Task to complete → List each line of the data in which the string "ffffff" appears.

---------- Information shown

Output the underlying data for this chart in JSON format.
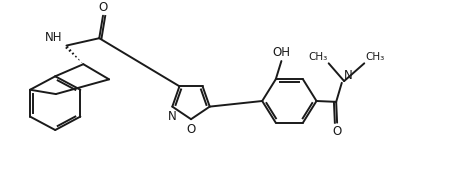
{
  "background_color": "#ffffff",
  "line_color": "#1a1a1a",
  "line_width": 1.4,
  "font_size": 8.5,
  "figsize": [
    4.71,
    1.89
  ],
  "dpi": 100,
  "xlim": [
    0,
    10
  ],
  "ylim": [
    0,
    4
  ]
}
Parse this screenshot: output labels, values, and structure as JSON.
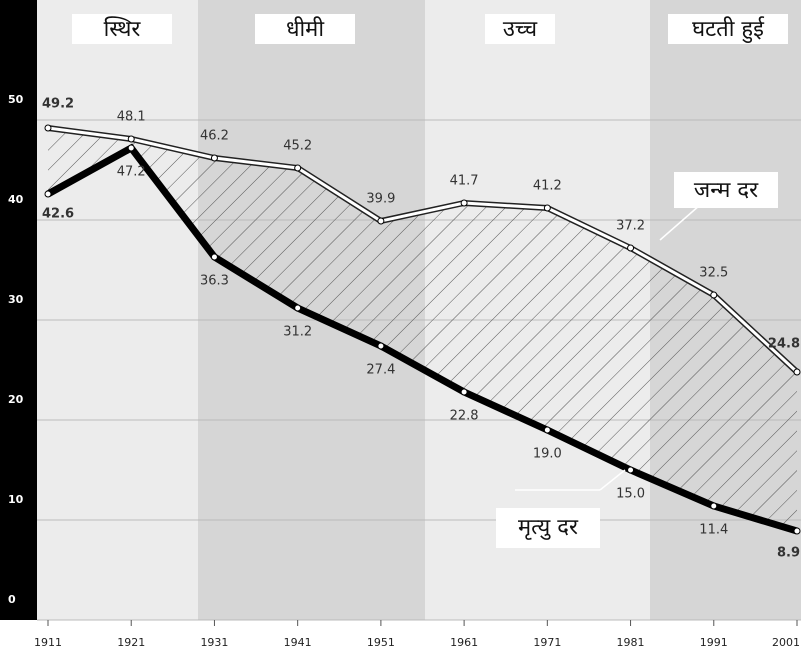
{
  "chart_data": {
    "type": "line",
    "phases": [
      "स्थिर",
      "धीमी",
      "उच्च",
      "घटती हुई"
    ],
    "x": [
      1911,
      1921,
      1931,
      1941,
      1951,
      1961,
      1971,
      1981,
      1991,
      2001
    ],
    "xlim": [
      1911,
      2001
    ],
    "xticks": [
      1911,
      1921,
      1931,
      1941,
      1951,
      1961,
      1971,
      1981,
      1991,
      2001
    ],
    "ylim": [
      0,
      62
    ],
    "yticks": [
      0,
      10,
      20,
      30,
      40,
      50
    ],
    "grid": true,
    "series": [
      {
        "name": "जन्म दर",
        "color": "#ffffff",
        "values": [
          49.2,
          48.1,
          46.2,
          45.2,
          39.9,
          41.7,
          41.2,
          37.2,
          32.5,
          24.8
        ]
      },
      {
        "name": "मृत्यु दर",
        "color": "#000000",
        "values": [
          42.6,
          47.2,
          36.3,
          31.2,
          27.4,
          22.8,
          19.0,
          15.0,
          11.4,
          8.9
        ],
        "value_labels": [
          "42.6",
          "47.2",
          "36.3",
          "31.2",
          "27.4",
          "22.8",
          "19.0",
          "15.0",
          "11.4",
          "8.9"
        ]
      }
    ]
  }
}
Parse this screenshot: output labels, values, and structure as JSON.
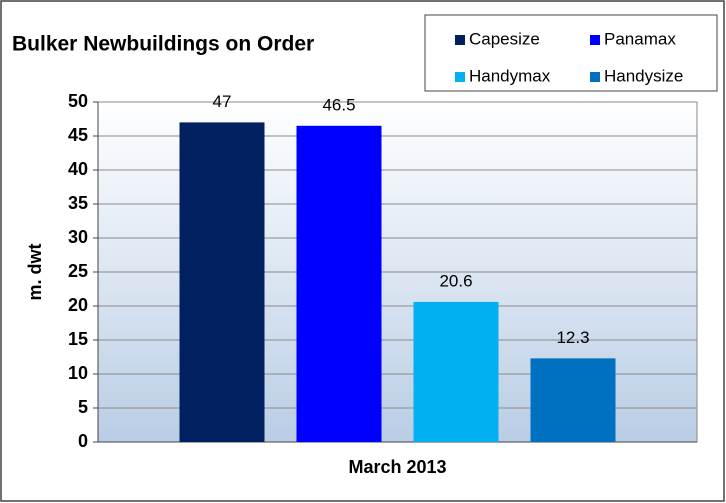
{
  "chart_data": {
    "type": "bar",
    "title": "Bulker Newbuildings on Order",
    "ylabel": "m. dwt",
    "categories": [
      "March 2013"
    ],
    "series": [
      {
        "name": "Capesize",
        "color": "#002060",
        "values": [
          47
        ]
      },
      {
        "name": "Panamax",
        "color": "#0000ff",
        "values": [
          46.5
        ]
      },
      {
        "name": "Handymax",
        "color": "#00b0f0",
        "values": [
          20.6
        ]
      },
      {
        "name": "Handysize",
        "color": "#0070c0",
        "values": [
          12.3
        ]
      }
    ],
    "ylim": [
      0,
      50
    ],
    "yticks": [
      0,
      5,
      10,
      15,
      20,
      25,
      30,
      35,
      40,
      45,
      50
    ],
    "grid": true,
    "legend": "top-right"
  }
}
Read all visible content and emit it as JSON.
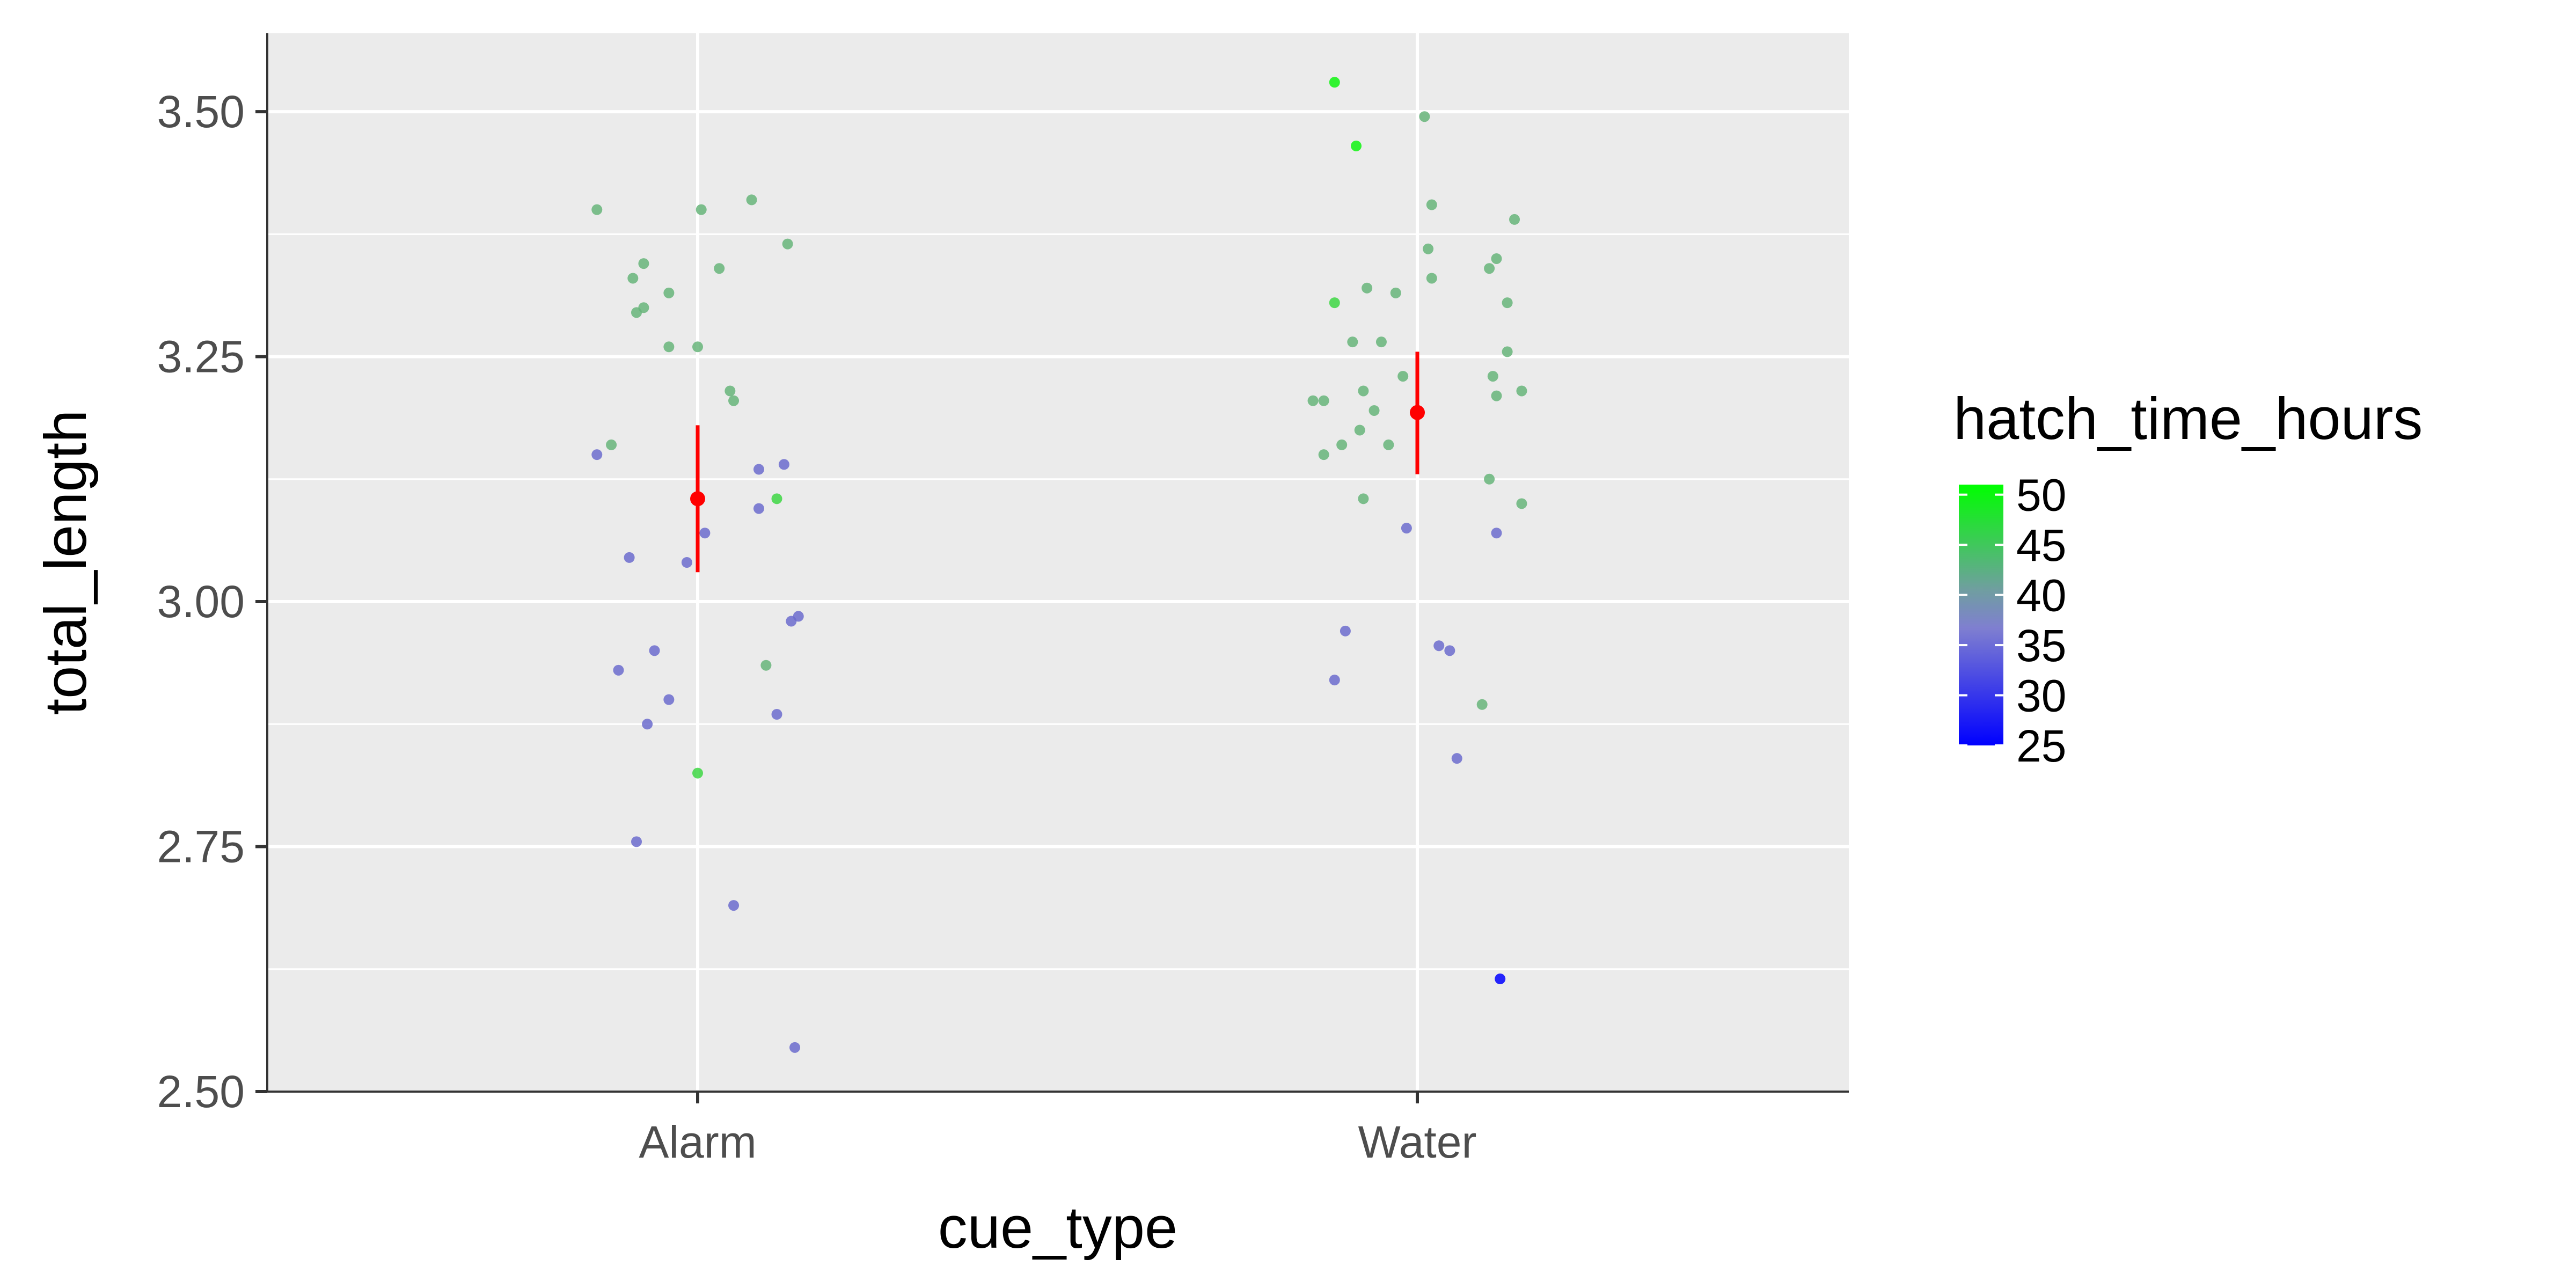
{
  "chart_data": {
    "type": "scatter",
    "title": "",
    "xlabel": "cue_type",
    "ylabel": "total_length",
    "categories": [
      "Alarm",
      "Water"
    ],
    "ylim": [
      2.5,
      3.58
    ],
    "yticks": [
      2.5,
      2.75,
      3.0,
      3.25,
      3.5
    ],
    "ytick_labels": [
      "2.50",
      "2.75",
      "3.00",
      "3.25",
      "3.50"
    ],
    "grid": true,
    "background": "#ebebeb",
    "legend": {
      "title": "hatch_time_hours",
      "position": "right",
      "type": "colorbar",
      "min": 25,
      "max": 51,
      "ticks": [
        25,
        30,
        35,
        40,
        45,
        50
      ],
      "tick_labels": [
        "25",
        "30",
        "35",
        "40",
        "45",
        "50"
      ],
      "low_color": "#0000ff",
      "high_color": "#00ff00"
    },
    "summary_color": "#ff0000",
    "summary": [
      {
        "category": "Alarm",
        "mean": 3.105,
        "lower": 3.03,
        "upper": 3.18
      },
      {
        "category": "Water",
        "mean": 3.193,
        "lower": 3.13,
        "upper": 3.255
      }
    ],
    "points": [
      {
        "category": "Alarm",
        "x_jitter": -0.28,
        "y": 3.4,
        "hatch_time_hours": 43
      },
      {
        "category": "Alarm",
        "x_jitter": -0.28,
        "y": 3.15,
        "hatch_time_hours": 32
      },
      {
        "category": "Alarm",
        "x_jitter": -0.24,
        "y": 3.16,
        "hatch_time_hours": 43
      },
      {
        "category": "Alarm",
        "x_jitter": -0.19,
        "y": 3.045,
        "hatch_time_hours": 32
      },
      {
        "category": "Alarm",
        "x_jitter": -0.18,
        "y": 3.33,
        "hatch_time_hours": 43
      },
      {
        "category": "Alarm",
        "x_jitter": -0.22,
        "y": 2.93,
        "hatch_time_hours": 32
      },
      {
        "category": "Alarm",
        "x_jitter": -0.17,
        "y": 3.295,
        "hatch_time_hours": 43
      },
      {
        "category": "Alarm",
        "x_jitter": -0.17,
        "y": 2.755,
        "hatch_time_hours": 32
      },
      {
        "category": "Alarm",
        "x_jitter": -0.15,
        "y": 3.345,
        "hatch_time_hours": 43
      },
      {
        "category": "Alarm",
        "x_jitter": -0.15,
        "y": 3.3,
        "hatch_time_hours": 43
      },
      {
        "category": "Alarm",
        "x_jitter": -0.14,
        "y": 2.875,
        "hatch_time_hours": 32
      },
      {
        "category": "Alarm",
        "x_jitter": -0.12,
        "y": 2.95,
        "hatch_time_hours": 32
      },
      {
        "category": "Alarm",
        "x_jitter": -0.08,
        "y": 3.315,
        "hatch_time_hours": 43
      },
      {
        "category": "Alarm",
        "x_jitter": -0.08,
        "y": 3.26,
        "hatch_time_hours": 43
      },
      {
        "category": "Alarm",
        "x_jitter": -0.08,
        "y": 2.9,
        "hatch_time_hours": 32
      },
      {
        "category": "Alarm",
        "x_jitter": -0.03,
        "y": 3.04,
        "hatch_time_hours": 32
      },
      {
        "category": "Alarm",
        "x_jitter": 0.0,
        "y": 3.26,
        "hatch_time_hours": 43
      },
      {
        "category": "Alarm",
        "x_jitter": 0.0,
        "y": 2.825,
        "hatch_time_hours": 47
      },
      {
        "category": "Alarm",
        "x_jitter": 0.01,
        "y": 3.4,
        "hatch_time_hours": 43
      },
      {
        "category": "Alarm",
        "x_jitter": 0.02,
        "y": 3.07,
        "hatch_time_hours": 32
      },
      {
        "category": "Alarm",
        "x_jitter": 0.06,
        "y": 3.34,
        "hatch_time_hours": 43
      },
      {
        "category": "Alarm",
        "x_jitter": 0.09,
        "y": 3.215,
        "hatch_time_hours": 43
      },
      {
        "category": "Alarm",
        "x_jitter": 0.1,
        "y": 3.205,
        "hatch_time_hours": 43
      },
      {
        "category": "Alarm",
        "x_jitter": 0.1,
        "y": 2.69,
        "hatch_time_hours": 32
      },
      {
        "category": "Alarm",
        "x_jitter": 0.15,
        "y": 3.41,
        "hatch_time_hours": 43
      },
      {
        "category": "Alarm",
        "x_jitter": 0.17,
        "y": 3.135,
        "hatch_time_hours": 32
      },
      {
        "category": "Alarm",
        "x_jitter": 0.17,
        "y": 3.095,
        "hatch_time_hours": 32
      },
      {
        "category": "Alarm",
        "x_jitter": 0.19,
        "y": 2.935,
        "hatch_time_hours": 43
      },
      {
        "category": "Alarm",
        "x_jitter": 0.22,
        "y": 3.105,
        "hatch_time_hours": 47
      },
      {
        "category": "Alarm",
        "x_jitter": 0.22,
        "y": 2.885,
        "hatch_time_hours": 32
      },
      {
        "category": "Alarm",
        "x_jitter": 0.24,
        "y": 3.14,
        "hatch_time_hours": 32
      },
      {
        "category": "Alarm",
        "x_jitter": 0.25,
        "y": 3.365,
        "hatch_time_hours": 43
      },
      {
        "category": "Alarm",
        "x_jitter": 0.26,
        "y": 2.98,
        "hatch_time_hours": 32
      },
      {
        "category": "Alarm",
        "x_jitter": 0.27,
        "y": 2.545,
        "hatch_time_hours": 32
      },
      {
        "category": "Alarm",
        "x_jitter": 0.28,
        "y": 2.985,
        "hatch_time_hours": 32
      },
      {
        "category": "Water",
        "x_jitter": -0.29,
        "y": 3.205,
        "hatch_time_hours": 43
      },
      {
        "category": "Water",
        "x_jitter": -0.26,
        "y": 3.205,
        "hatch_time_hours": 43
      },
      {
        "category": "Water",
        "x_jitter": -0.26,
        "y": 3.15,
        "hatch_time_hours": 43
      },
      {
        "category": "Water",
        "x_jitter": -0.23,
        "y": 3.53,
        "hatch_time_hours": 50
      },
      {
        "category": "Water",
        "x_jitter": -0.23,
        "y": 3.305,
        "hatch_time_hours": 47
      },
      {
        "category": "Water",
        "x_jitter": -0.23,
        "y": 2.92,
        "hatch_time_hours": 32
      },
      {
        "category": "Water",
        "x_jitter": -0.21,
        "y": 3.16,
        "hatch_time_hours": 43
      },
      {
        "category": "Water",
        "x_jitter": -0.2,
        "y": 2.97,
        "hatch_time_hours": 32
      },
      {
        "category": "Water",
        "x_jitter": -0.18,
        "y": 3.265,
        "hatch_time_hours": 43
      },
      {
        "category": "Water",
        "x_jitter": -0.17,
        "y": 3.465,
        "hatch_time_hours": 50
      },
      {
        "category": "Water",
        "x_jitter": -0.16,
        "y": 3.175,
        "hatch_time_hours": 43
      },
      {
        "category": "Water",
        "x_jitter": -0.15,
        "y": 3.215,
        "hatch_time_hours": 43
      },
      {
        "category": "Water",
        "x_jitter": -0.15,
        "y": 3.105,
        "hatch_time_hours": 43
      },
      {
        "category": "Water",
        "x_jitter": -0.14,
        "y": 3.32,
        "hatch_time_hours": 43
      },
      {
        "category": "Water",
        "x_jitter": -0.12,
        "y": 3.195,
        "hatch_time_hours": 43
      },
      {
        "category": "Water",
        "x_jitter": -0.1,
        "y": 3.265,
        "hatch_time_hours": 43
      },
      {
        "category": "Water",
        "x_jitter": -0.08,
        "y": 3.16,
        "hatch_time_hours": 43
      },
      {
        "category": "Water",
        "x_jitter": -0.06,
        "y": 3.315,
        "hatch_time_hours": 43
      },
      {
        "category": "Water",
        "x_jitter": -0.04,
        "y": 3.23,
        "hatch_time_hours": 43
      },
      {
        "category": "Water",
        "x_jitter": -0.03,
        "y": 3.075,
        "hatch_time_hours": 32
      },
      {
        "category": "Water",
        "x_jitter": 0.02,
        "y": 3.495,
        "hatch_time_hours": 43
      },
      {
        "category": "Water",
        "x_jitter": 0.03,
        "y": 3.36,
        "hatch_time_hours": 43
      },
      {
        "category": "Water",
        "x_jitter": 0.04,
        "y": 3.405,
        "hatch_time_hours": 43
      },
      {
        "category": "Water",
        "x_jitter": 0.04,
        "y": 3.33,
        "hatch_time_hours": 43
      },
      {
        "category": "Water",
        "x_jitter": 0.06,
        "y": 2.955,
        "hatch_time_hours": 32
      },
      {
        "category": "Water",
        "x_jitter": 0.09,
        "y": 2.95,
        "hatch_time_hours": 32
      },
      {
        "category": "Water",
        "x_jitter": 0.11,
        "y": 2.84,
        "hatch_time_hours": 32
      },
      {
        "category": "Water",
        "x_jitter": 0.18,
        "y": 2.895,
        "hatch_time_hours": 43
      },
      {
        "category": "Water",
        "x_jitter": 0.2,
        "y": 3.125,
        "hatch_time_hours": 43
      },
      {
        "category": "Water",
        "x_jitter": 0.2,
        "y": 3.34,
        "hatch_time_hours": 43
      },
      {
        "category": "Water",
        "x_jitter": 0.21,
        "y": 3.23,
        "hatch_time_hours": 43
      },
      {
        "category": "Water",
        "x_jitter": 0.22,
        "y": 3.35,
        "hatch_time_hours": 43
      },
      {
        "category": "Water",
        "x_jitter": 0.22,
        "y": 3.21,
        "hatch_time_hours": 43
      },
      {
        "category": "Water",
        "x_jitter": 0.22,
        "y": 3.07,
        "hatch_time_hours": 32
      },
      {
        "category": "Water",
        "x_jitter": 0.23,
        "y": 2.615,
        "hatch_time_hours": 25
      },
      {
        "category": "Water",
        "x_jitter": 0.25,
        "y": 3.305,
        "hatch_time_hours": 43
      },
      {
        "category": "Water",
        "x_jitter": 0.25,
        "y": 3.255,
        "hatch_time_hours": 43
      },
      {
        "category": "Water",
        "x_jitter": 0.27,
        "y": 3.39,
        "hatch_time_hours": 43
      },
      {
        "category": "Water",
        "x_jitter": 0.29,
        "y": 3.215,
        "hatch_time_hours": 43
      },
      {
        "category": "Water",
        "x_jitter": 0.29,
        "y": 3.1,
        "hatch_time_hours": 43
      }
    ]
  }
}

--------------------

Task output →
  "background_color": "#ffffff",
        "color": "#ffffff",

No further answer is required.